* [Lines of data]:
--
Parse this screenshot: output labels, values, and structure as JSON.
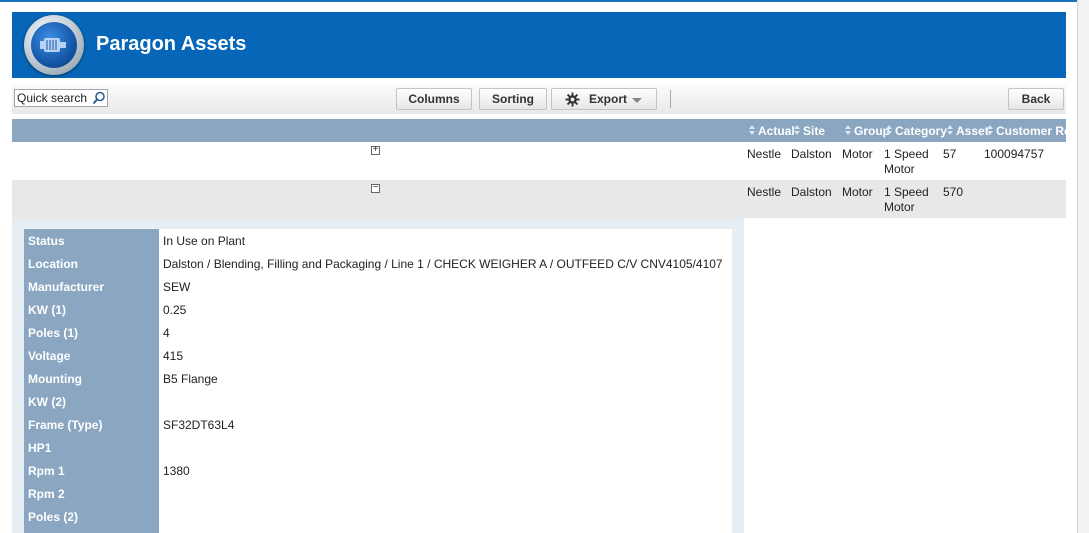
{
  "app": {
    "title": "Paragon Assets"
  },
  "toolbar": {
    "search_placeholder": "Quick search",
    "columns_label": "Columns",
    "sorting_label": "Sorting",
    "export_label": "Export",
    "back_label": "Back"
  },
  "grid": {
    "columns": [
      "Actual",
      "Site",
      "Group",
      "Category",
      "Asset",
      "Customer Re"
    ],
    "rows": [
      {
        "toggle": "+",
        "cells": [
          "Nestle",
          "Dalston",
          "Motor",
          "1 Speed Motor",
          "57",
          "100094757"
        ]
      },
      {
        "toggle": "−",
        "cells": [
          "Nestle",
          "Dalston",
          "Motor",
          "1 Speed Motor",
          "570",
          ""
        ]
      }
    ]
  },
  "detail": {
    "fields": [
      {
        "label": "Status",
        "value": "In Use on Plant"
      },
      {
        "label": "Location",
        "value": "Dalston / Blending, Filling and Packaging / Line 1 / CHECK WEIGHER A / OUTFEED C/V CNV4105/4107"
      },
      {
        "label": "Manufacturer",
        "value": "SEW"
      },
      {
        "label": "KW (1)",
        "value": "0.25"
      },
      {
        "label": "Poles (1)",
        "value": "4"
      },
      {
        "label": "Voltage",
        "value": "415"
      },
      {
        "label": "Mounting",
        "value": "B5 Flange"
      },
      {
        "label": "KW (2)",
        "value": ""
      },
      {
        "label": "Frame (Type)",
        "value": "SF32DT63L4"
      },
      {
        "label": "HP1",
        "value": ""
      },
      {
        "label": "Rpm 1",
        "value": "1380"
      },
      {
        "label": "Rpm 2",
        "value": ""
      },
      {
        "label": "Poles (2)",
        "value": ""
      }
    ]
  },
  "colors": {
    "header_blue": "#0766b7",
    "grid_header": "#8aa6c1",
    "alt_row": "#e8e8e8"
  }
}
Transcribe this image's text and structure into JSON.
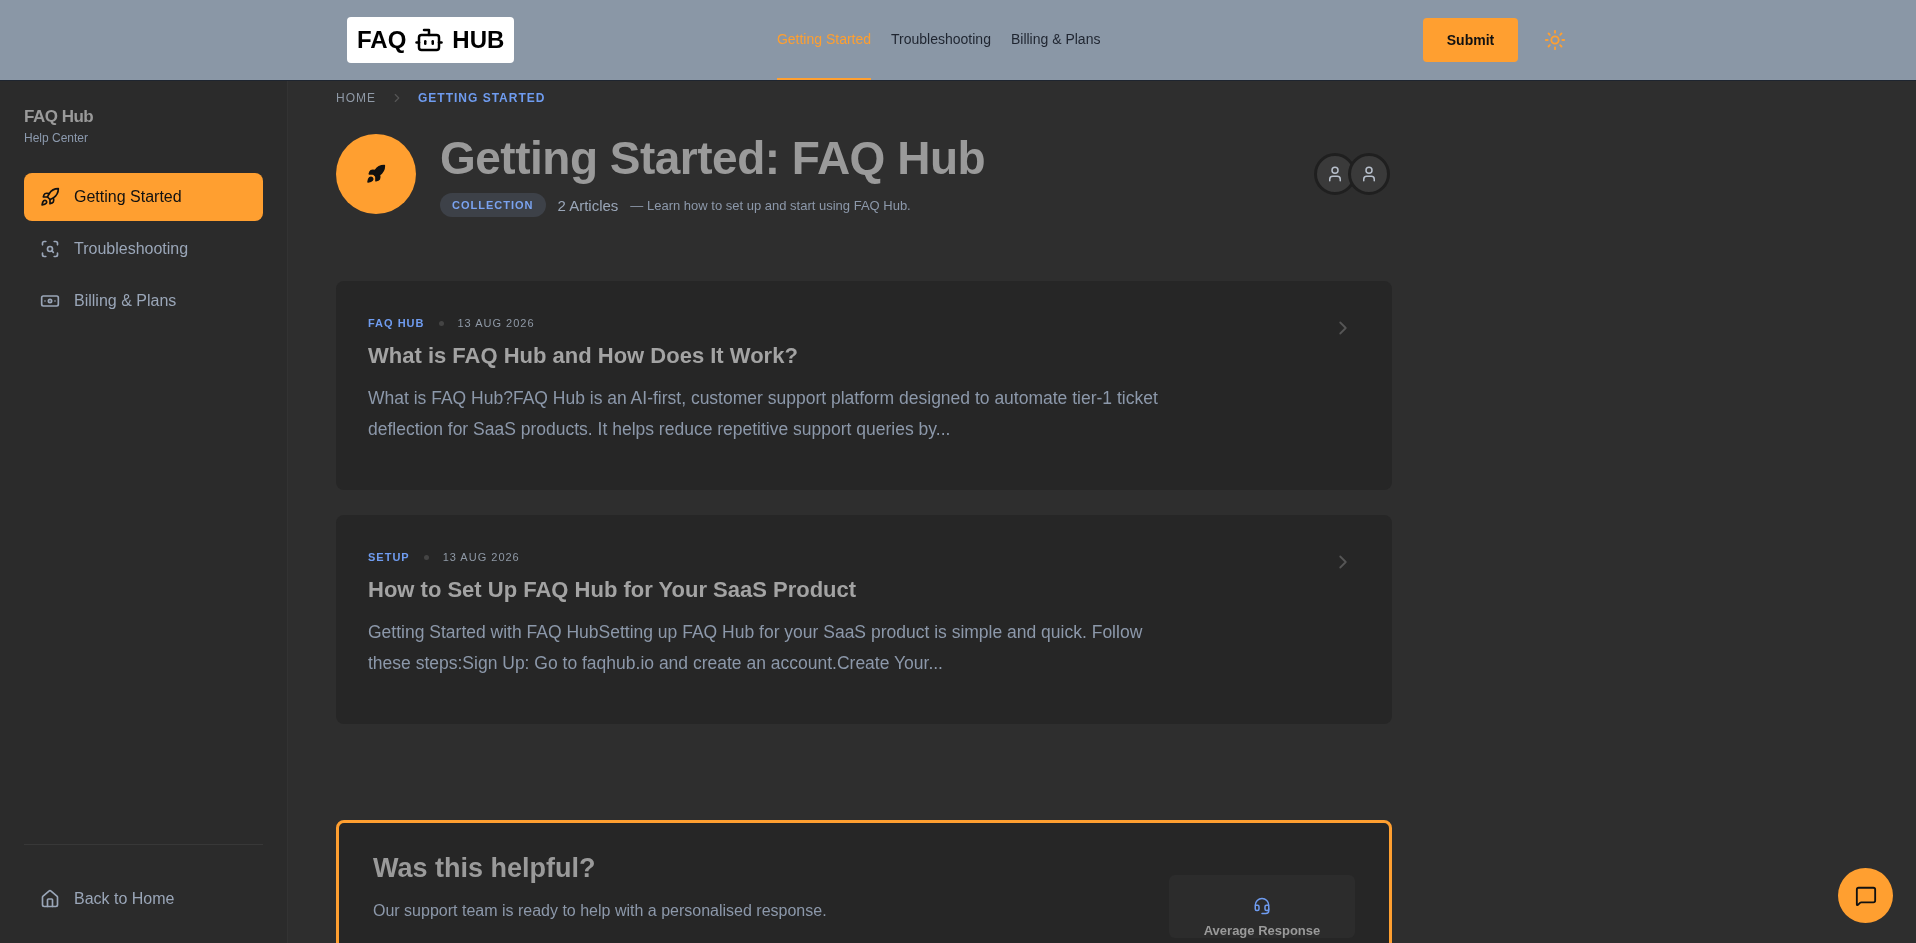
{
  "header": {
    "logo": {
      "left": "FAQ",
      "right": "HUB"
    },
    "nav": [
      {
        "label": "Getting Started",
        "selected": true
      },
      {
        "label": "Troubleshooting",
        "selected": false
      },
      {
        "label": "Billing & Plans",
        "selected": false
      }
    ],
    "submit": "Submit"
  },
  "sidebar": {
    "title": "FAQ Hub",
    "subtitle": "Help Center",
    "items": [
      {
        "label": "Getting Started",
        "kind": "rocket",
        "selected": true
      },
      {
        "label": "Troubleshooting",
        "kind": "search",
        "selected": false
      },
      {
        "label": "Billing & Plans",
        "kind": "money",
        "selected": false
      }
    ],
    "footer": "Back to Home"
  },
  "breadcrumb": [
    {
      "label": "HOME",
      "selected": false
    },
    {
      "label": "GETTING STARTED",
      "selected": true
    }
  ],
  "collection": {
    "title": "Getting Started: FAQ Hub",
    "tag": "COLLECTION",
    "count": "2 Articles",
    "description": "— Learn how to set up and start using FAQ Hub."
  },
  "articles": [
    {
      "category": "FAQ HUB",
      "date": "13 AUG 2026",
      "title": "What is FAQ Hub and How Does It Work?",
      "excerpt": "What is FAQ Hub?FAQ Hub is an AI-first, customer support platform designed to automate tier-1 ticket deflection for SaaS products. It helps reduce repetitive support queries by..."
    },
    {
      "category": "SETUP",
      "date": "13 AUG 2026",
      "title": "How to Set Up FAQ Hub for Your SaaS Product",
      "excerpt": "Getting Started with FAQ HubSetting up FAQ Hub for your SaaS product is simple and quick. Follow these steps:Sign Up: Go to faqhub.io and create an account.Create Your..."
    }
  ],
  "helpful": {
    "title": "Was this helpful?",
    "text": "Our support team is ready to help with a personalised response.",
    "stat_label": "Average Response"
  }
}
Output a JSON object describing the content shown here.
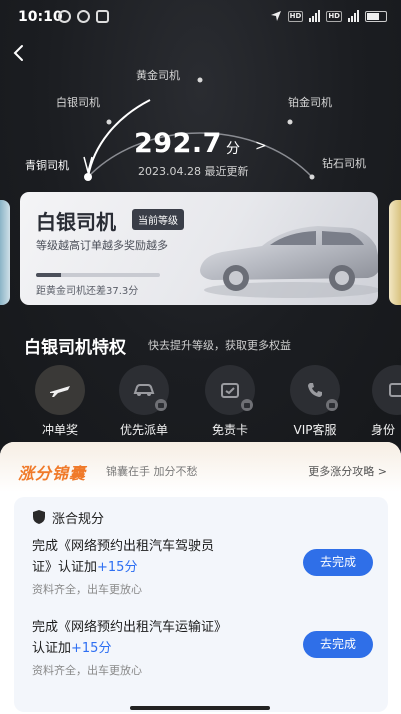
{
  "status_bar": {
    "time": "10:10"
  },
  "gauge": {
    "levels": [
      "青铜司机",
      "白银司机",
      "黄金司机",
      "铂金司机",
      "钻石司机"
    ],
    "score": "292.7",
    "score_unit": "分",
    "updated": "2023.04.28 最近更新"
  },
  "level_card": {
    "title": "白银司机",
    "badge": "当前等级",
    "desc": "等级越高订单越多奖励越多",
    "progress": 0.2,
    "remaining": "距黄金司机还差37.3分"
  },
  "privileges": {
    "title": "白银司机特权",
    "subtitle": "快去提升等级，获取更多权益",
    "items": [
      {
        "label": "冲单奖",
        "icon": "plane-icon",
        "locked": false
      },
      {
        "label": "优先派单",
        "icon": "car-icon",
        "locked": true
      },
      {
        "label": "免责卡",
        "icon": "card-icon",
        "locked": true
      },
      {
        "label": "VIP客服",
        "icon": "phone-icon",
        "locked": true
      },
      {
        "label": "身份",
        "icon": "id-icon",
        "locked": true
      }
    ]
  },
  "sheet": {
    "brand": "涨分锦囊",
    "brand_sub": "锦囊在手 加分不愁",
    "more": "更多涨分攻略 >",
    "panel_title": "涨合规分",
    "tasks": [
      {
        "text_1": "完成《网络预约出租汽车驾驶员",
        "text_2": "证》认证加",
        "plus": "+15分",
        "hint": "资料齐全，出车更放心",
        "button": "去完成"
      },
      {
        "text_1": "完成《网络预约出租汽车运输证》",
        "text_2": "认证加",
        "plus": "+15分",
        "hint": "资料齐全，出车更放心",
        "button": "去完成"
      }
    ]
  },
  "colors": {
    "accent": "#2f6fe8",
    "brand": "#f07a2a",
    "bg_dark": "#17191d"
  }
}
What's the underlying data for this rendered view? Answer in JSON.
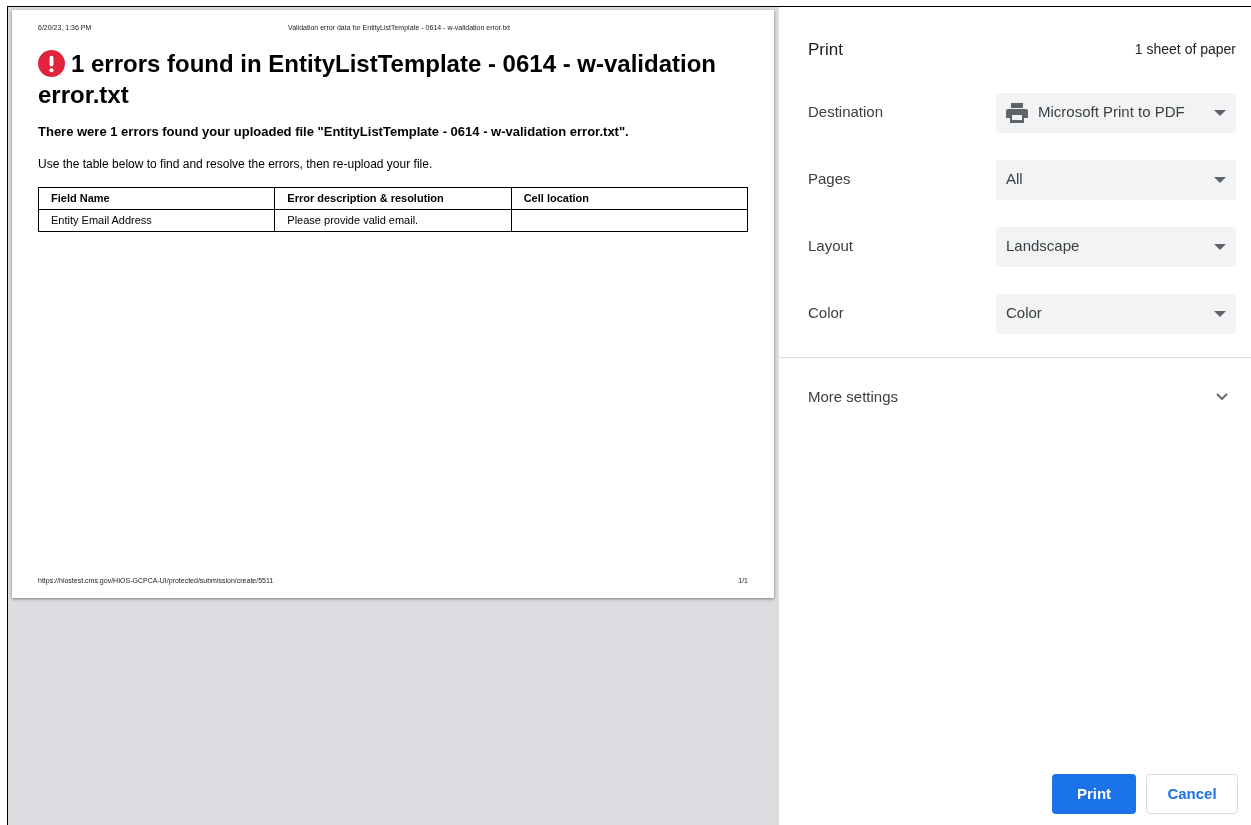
{
  "preview": {
    "header_date": "6/20/23, 1:36 PM",
    "header_title": "Validation error data for EntityListTemplate - 0614 - w-validation error.txt",
    "heading": "1 errors found in EntityListTemplate - 0614 - w-validation error.txt",
    "summary": "There were 1 errors found your uploaded file \"EntityListTemplate - 0614 - w-validation error.txt\".",
    "instruction": "Use the table below to find and resolve the errors, then re-upload your file.",
    "table": {
      "columns": [
        "Field Name",
        "Error description & resolution",
        "Cell location"
      ],
      "rows": [
        [
          "Entity Email Address",
          "Please provide valid email.",
          ""
        ]
      ]
    },
    "footer_url": "https://hiostest.cms.gov/HIOS-GCPCA-UI/protected/submission/create/5511",
    "footer_page": "1/1"
  },
  "panel": {
    "title": "Print",
    "sheets": "1 sheet of paper",
    "settings": [
      {
        "label": "Destination",
        "value": "Microsoft Print to PDF",
        "kind": "device-select"
      },
      {
        "label": "Pages",
        "value": "All",
        "kind": "select"
      },
      {
        "label": "Layout",
        "value": "Landscape",
        "kind": "select"
      },
      {
        "label": "Color",
        "value": "Color",
        "kind": "select"
      }
    ],
    "more_settings": {
      "label": "More settings",
      "expanded": false
    },
    "buttons": [
      {
        "label": "Print",
        "kind": "primary"
      },
      {
        "label": "Cancel",
        "kind": "secondary"
      }
    ]
  }
}
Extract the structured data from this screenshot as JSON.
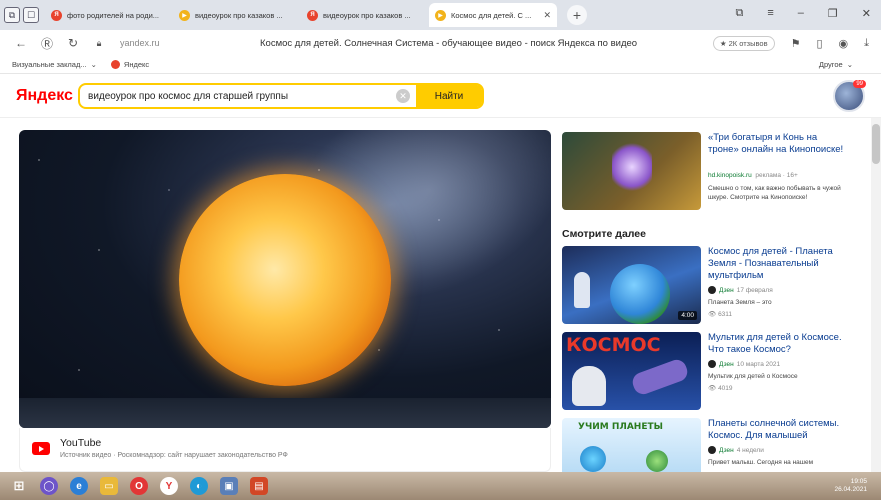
{
  "tabs": [
    {
      "title": "фото родителей на роди...",
      "color": "#e8432d"
    },
    {
      "title": "видеоурок про казаков ...",
      "color": "#f2b31b"
    },
    {
      "title": "видеоурок про казаков ...",
      "color": "#e8432d"
    },
    {
      "title": "Космос для детей. С ...",
      "color": "#f2b31b",
      "active": true
    }
  ],
  "addressbar": {
    "host": "yandex.ru",
    "title": "Космос для детей. Солнечная Система - обучающее видео - поиск Яндекса по видео",
    "reviews": "★ 2К отзывов"
  },
  "bookmarks": {
    "visual": "Визуальные заклад...",
    "yandex": "Яндекс",
    "other": "Другое"
  },
  "search": {
    "logo": "Яндекс",
    "query": "видеоурок про космос для старшей группы",
    "button": "Найти",
    "badge": "99"
  },
  "player": {
    "source": "YouTube",
    "note": "Источник видео · Роскомнадзор: сайт нарушает законодательство РФ"
  },
  "ad": {
    "title": "«Три богатыря и Конь на троне» онлайн на Кинопоиске!",
    "domain": "hd.kinopoisk.ru",
    "label": "реклама · 16+",
    "desc": "Смешно о том, как важно побывать в чужой шкуре. Смотрите на Кинопоиске!"
  },
  "watch_next": {
    "header": "Смотрите далее",
    "items": [
      {
        "title": "Космос для детей - Планета Земля - Познавательный мультфильм",
        "channel": "Дзен",
        "date": "17 февраля",
        "desc": "Планета Земля – это",
        "views": "6311",
        "duration": "4:00"
      },
      {
        "title": "Мультик для детей о Космосе. Что такое Космос?",
        "channel": "Дзен",
        "date": "10 марта 2021",
        "desc": "Мультик для детей о Космосе",
        "views": "4019",
        "thumb_text": "КОСМОС"
      },
      {
        "title": "Планеты солнечной системы. Космос. Для малышей",
        "channel": "Дзен",
        "date": "4 недели",
        "desc": "Привет малыш. Сегодня на нашем",
        "thumb_text": "УЧИМ ПЛАНЕТЫ"
      }
    ]
  },
  "tray": {
    "time": "19:05",
    "date": "26.04.2021"
  }
}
--
* [Exercise task]: Examine the records and report how many lines contain the string "Смотрите". Only the number should be given.

* [Result of this task]: 2